> **The request**
Set down the full listing exactly as given. Any pictures are to be left out.

> **Materials provided**

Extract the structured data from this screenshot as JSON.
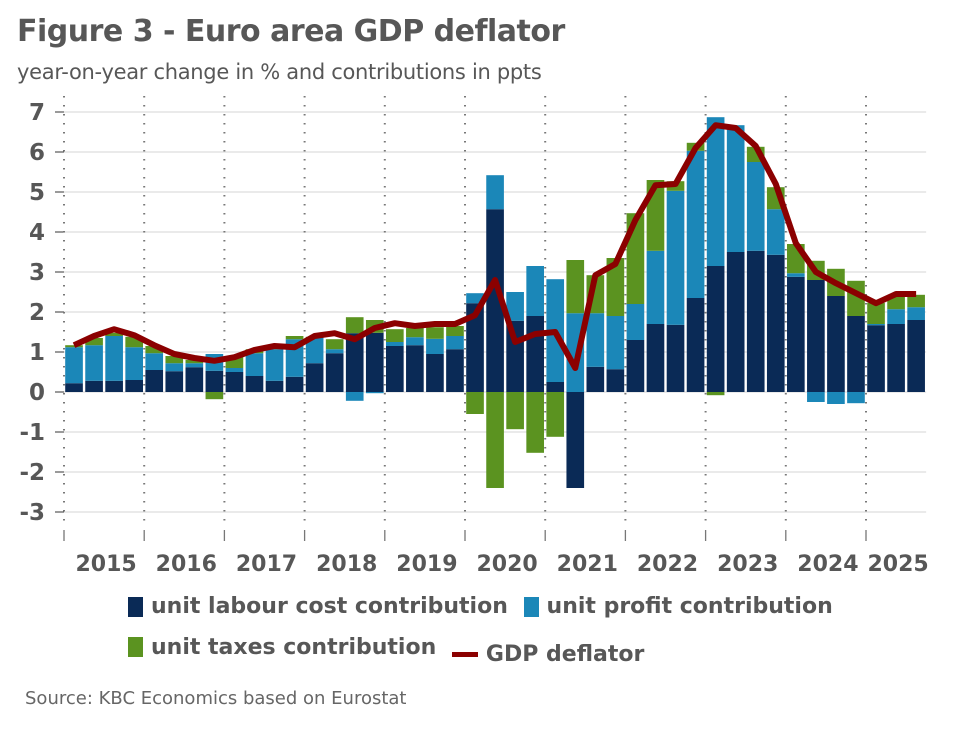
{
  "colors": {
    "unit_labour_cost": "#0A2A56",
    "unit_profit": "#1B87B8",
    "unit_taxes": "#5B9320",
    "gdp_deflator": "#8B0000",
    "text": "#575757",
    "grid": "#e3e3e3"
  },
  "chart_data": {
    "type": "bar",
    "stacked": true,
    "title": "Figure 3 - Euro area GDP deflator",
    "subtitle": "year-on-year change in % and contributions in ppts",
    "xlabel": "",
    "ylabel": "",
    "ylim": [
      -3,
      7
    ],
    "yticks": [
      "7",
      "6",
      "5",
      "4",
      "3",
      "2",
      "1",
      "0",
      "-1",
      "-2",
      "-3"
    ],
    "ytick_values": [
      7,
      6,
      5,
      4,
      3,
      2,
      1,
      0,
      -1,
      -2,
      -3
    ],
    "grid": true,
    "legend_position": "bottom",
    "year_labels": [
      "2015",
      "2016",
      "2017",
      "2018",
      "2019",
      "2020",
      "2021",
      "2022",
      "2023",
      "2024",
      "2025"
    ],
    "categories": [
      "2015Q1",
      "2015Q2",
      "2015Q3",
      "2015Q4",
      "2016Q1",
      "2016Q2",
      "2016Q3",
      "2016Q4",
      "2017Q1",
      "2017Q2",
      "2017Q3",
      "2017Q4",
      "2018Q1",
      "2018Q2",
      "2018Q3",
      "2018Q4",
      "2019Q1",
      "2019Q2",
      "2019Q3",
      "2019Q4",
      "2020Q1",
      "2020Q2",
      "2020Q3",
      "2020Q4",
      "2021Q1",
      "2021Q2",
      "2021Q3",
      "2021Q4",
      "2022Q1",
      "2022Q2",
      "2022Q3",
      "2022Q4",
      "2023Q1",
      "2023Q2",
      "2023Q3",
      "2023Q4",
      "2024Q1",
      "2024Q2",
      "2024Q3",
      "2024Q4",
      "2025Q1",
      "2025Q2",
      "2025Q3"
    ],
    "series": [
      {
        "name": "unit labour cost contribution",
        "type": "bar",
        "values": [
          0.22,
          0.28,
          0.28,
          0.3,
          0.55,
          0.52,
          0.62,
          0.53,
          0.5,
          0.4,
          0.28,
          0.38,
          0.72,
          0.97,
          1.47,
          1.48,
          1.15,
          1.17,
          0.95,
          1.07,
          2.22,
          4.57,
          1.78,
          1.9,
          0.25,
          -2.4,
          0.63,
          0.57,
          1.3,
          1.7,
          1.68,
          2.35,
          3.15,
          3.5,
          3.53,
          3.43,
          2.88,
          2.8,
          2.4,
          1.9,
          1.67,
          1.7,
          1.8
        ]
      },
      {
        "name": "unit profit contribution",
        "type": "bar",
        "values": [
          0.9,
          0.89,
          1.12,
          0.82,
          0.42,
          0.2,
          0.1,
          0.42,
          0.1,
          0.57,
          0.79,
          0.94,
          0.63,
          0.1,
          -0.22,
          -0.03,
          0.1,
          0.2,
          0.38,
          0.33,
          0.25,
          0.85,
          0.72,
          1.25,
          2.57,
          1.97,
          1.34,
          1.33,
          0.9,
          1.83,
          3.35,
          3.68,
          3.72,
          3.17,
          2.22,
          1.14,
          0.09,
          -0.25,
          -0.3,
          -0.28,
          0.03,
          0.37,
          0.32
        ]
      },
      {
        "name": "unit taxes contribution",
        "type": "bar",
        "values": [
          0.05,
          0.18,
          0.08,
          0.26,
          0.18,
          0.18,
          0.08,
          -0.18,
          0.28,
          0.1,
          0.05,
          0.08,
          0.03,
          0.25,
          0.4,
          0.32,
          0.32,
          0.23,
          0.29,
          0.25,
          -0.55,
          -2.4,
          -0.93,
          -1.52,
          -1.12,
          1.33,
          0.95,
          1.45,
          2.27,
          1.77,
          0.24,
          0.2,
          -0.08,
          0.0,
          0.38,
          0.55,
          0.73,
          0.48,
          0.68,
          0.88,
          0.53,
          0.33,
          0.31
        ]
      },
      {
        "name": "GDP deflator",
        "type": "line",
        "values": [
          1.17,
          1.4,
          1.57,
          1.42,
          1.17,
          0.95,
          0.85,
          0.78,
          0.87,
          1.05,
          1.15,
          1.12,
          1.4,
          1.47,
          1.32,
          1.6,
          1.72,
          1.65,
          1.7,
          1.7,
          1.92,
          2.8,
          1.25,
          1.45,
          1.5,
          0.6,
          2.92,
          3.2,
          4.3,
          5.17,
          5.2,
          6.1,
          6.67,
          6.6,
          6.15,
          5.2,
          3.72,
          3.0,
          2.72,
          2.47,
          2.22,
          2.45,
          2.45
        ]
      }
    ],
    "source": "Source: KBC Economics based on Eurostat"
  },
  "legend": [
    {
      "label": "unit labour cost contribution",
      "kind": "box",
      "color_key": "unit_labour_cost"
    },
    {
      "label": "unit profit contribution",
      "kind": "box",
      "color_key": "unit_profit"
    },
    {
      "label": "unit taxes contribution",
      "kind": "box",
      "color_key": "unit_taxes"
    },
    {
      "label": "GDP deflator",
      "kind": "line",
      "color_key": "gdp_deflator"
    }
  ]
}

> **The output**
Extract the structured data from this screenshot as JSON.
{
  "colors": {
    "unit_labour_cost": "#0A2A56",
    "unit_profit": "#1B87B8",
    "unit_taxes": "#5B9320",
    "gdp_deflator": "#8B0000",
    "text": "#575757",
    "grid": "#e3e3e3"
  },
  "chart_data": {
    "type": "bar",
    "stacked": true,
    "title": "Figure 3 - Euro area GDP deflator",
    "subtitle": "year-on-year change in % and contributions in ppts",
    "xlabel": "",
    "ylabel": "",
    "ylim": [
      -3,
      7
    ],
    "yticks": [
      "7",
      "6",
      "5",
      "4",
      "3",
      "2",
      "1",
      "0",
      "-1",
      "-2",
      "-3"
    ],
    "ytick_values": [
      7,
      6,
      5,
      4,
      3,
      2,
      1,
      0,
      -1,
      -2,
      -3
    ],
    "grid": true,
    "legend_position": "bottom",
    "year_labels": [
      "2015",
      "2016",
      "2017",
      "2018",
      "2019",
      "2020",
      "2021",
      "2022",
      "2023",
      "2024",
      "2025"
    ],
    "categories": [
      "2015Q1",
      "2015Q2",
      "2015Q3",
      "2015Q4",
      "2016Q1",
      "2016Q2",
      "2016Q3",
      "2016Q4",
      "2017Q1",
      "2017Q2",
      "2017Q3",
      "2017Q4",
      "2018Q1",
      "2018Q2",
      "2018Q3",
      "2018Q4",
      "2019Q1",
      "2019Q2",
      "2019Q3",
      "2019Q4",
      "2020Q1",
      "2020Q2",
      "2020Q3",
      "2020Q4",
      "2021Q1",
      "2021Q2",
      "2021Q3",
      "2021Q4",
      "2022Q1",
      "2022Q2",
      "2022Q3",
      "2022Q4",
      "2023Q1",
      "2023Q2",
      "2023Q3",
      "2023Q4",
      "2024Q1",
      "2024Q2",
      "2024Q3",
      "2024Q4",
      "2025Q1",
      "2025Q2",
      "2025Q3"
    ],
    "series": [
      {
        "name": "unit labour cost contribution",
        "type": "bar",
        "values": [
          0.22,
          0.28,
          0.28,
          0.3,
          0.55,
          0.52,
          0.62,
          0.53,
          0.5,
          0.4,
          0.28,
          0.38,
          0.72,
          0.97,
          1.47,
          1.48,
          1.15,
          1.17,
          0.95,
          1.07,
          2.22,
          4.57,
          1.78,
          1.9,
          0.25,
          -2.4,
          0.63,
          0.57,
          1.3,
          1.7,
          1.68,
          2.35,
          3.15,
          3.5,
          3.53,
          3.43,
          2.88,
          2.8,
          2.4,
          1.9,
          1.67,
          1.7,
          1.8
        ]
      },
      {
        "name": "unit profit contribution",
        "type": "bar",
        "values": [
          0.9,
          0.89,
          1.12,
          0.82,
          0.42,
          0.2,
          0.1,
          0.42,
          0.1,
          0.57,
          0.79,
          0.94,
          0.63,
          0.1,
          -0.22,
          -0.03,
          0.1,
          0.2,
          0.38,
          0.33,
          0.25,
          0.85,
          0.72,
          1.25,
          2.57,
          1.97,
          1.34,
          1.33,
          0.9,
          1.83,
          3.35,
          3.68,
          3.72,
          3.17,
          2.22,
          1.14,
          0.09,
          -0.25,
          -0.3,
          -0.28,
          0.03,
          0.37,
          0.32
        ]
      },
      {
        "name": "unit taxes contribution",
        "type": "bar",
        "values": [
          0.05,
          0.18,
          0.08,
          0.26,
          0.18,
          0.18,
          0.08,
          -0.18,
          0.28,
          0.1,
          0.05,
          0.08,
          0.03,
          0.25,
          0.4,
          0.32,
          0.32,
          0.23,
          0.29,
          0.25,
          -0.55,
          -2.4,
          -0.93,
          -1.52,
          -1.12,
          1.33,
          0.95,
          1.45,
          2.27,
          1.77,
          0.24,
          0.2,
          -0.08,
          0.0,
          0.38,
          0.55,
          0.73,
          0.48,
          0.68,
          0.88,
          0.53,
          0.33,
          0.31
        ]
      },
      {
        "name": "GDP deflator",
        "type": "line",
        "values": [
          1.17,
          1.4,
          1.57,
          1.42,
          1.17,
          0.95,
          0.85,
          0.78,
          0.87,
          1.05,
          1.15,
          1.12,
          1.4,
          1.47,
          1.32,
          1.6,
          1.72,
          1.65,
          1.7,
          1.7,
          1.92,
          2.8,
          1.25,
          1.45,
          1.5,
          0.6,
          2.92,
          3.2,
          4.3,
          5.17,
          5.2,
          6.1,
          6.67,
          6.6,
          6.15,
          5.2,
          3.72,
          3.0,
          2.72,
          2.47,
          2.22,
          2.45,
          2.45
        ]
      }
    ],
    "source": "Source: KBC Economics based on Eurostat"
  },
  "legend": [
    {
      "label": "unit labour cost contribution",
      "kind": "box",
      "color_key": "unit_labour_cost"
    },
    {
      "label": "unit profit contribution",
      "kind": "box",
      "color_key": "unit_profit"
    },
    {
      "label": "unit taxes contribution",
      "kind": "box",
      "color_key": "unit_taxes"
    },
    {
      "label": "GDP deflator",
      "kind": "line",
      "color_key": "gdp_deflator"
    }
  ]
}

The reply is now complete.